Dataset entries

------------------------------------

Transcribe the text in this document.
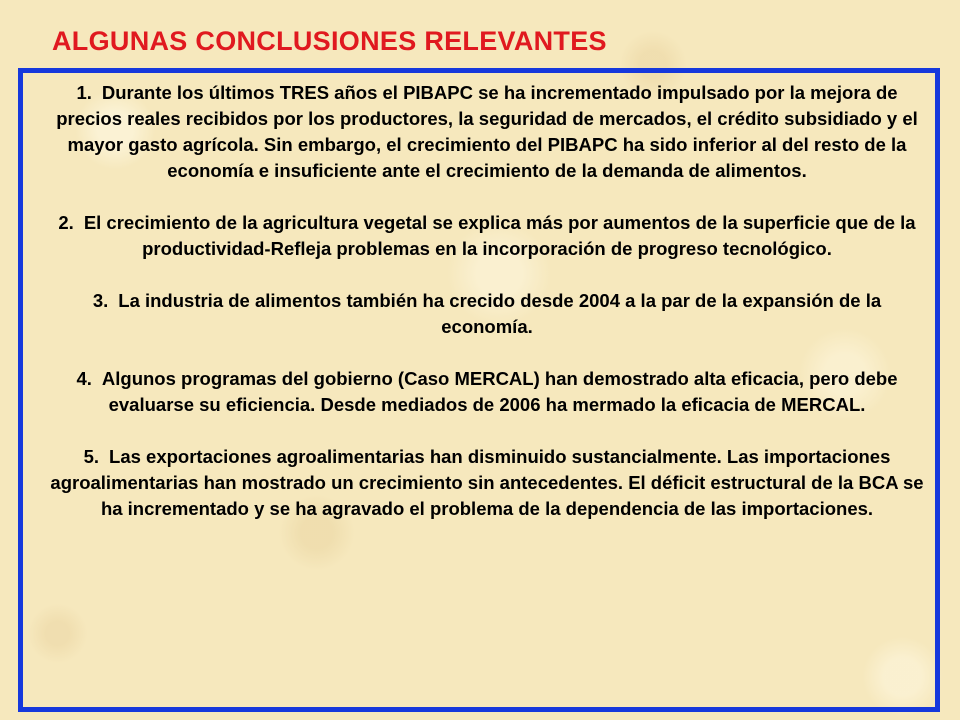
ALGUNAS CONCLUSIONES RELEVANTES
1. Durante los últimos TRES años el PIBAPC se ha incrementado impulsado por la mejora de precios reales recibidos por los productores, la seguridad de mercados, el crédito subsidiado y el mayor gasto agrícola. Sin embargo, el crecimiento del PIBAPC ha sido inferior al del resto de la economía e insuficiente ante el crecimiento de la demanda de alimentos.
2. El crecimiento de la agricultura vegetal se explica más por aumentos de la superficie que de la productividad-Refleja problemas en la incorporación de progreso tecnológico.
3. La industria de alimentos también ha crecido desde 2004 a la par de la expansión de la economía.
4. Algunos programas del gobierno (Caso MERCAL) han demostrado alta eficacia, pero debe evaluarse su eficiencia. Desde mediados de 2006 ha mermado la eficacia de MERCAL.
5. Las exportaciones agroalimentarias han disminuido sustancialmente. Las importaciones agroalimentarias han mostrado un crecimiento sin antecedentes. El déficit estructural de la BCA se ha incrementado y se ha agravado el problema de la dependencia de las importaciones.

------------------------------------

Write out the listing word for word, omitting the pictures it holds.

Transcribe the text in this document.
ALGUNAS CONCLUSIONES RELEVANTES
1. Durante los últimos TRES años el PIBAPC se ha incrementado impulsado por la mejora de precios reales recibidos por los productores, la seguridad de mercados, el crédito subsidiado y el mayor gasto agrícola. Sin embargo, el crecimiento del PIBAPC ha sido inferior al del resto de la economía e insuficiente ante el crecimiento de la demanda de alimentos.
2. El crecimiento de la agricultura vegetal se explica más por aumentos de la superficie que de la productividad-Refleja problemas en la incorporación de progreso tecnológico.
3. La industria de alimentos también ha crecido desde 2004 a la par de la expansión de la economía.
4. Algunos programas del gobierno (Caso MERCAL) han demostrado alta eficacia, pero debe evaluarse su eficiencia. Desde mediados de 2006 ha mermado la eficacia de MERCAL.
5. Las exportaciones agroalimentarias han disminuido sustancialmente. Las importaciones agroalimentarias han mostrado un crecimiento sin antecedentes. El déficit estructural de la BCA se ha incrementado y se ha agravado el problema de la dependencia de las importaciones.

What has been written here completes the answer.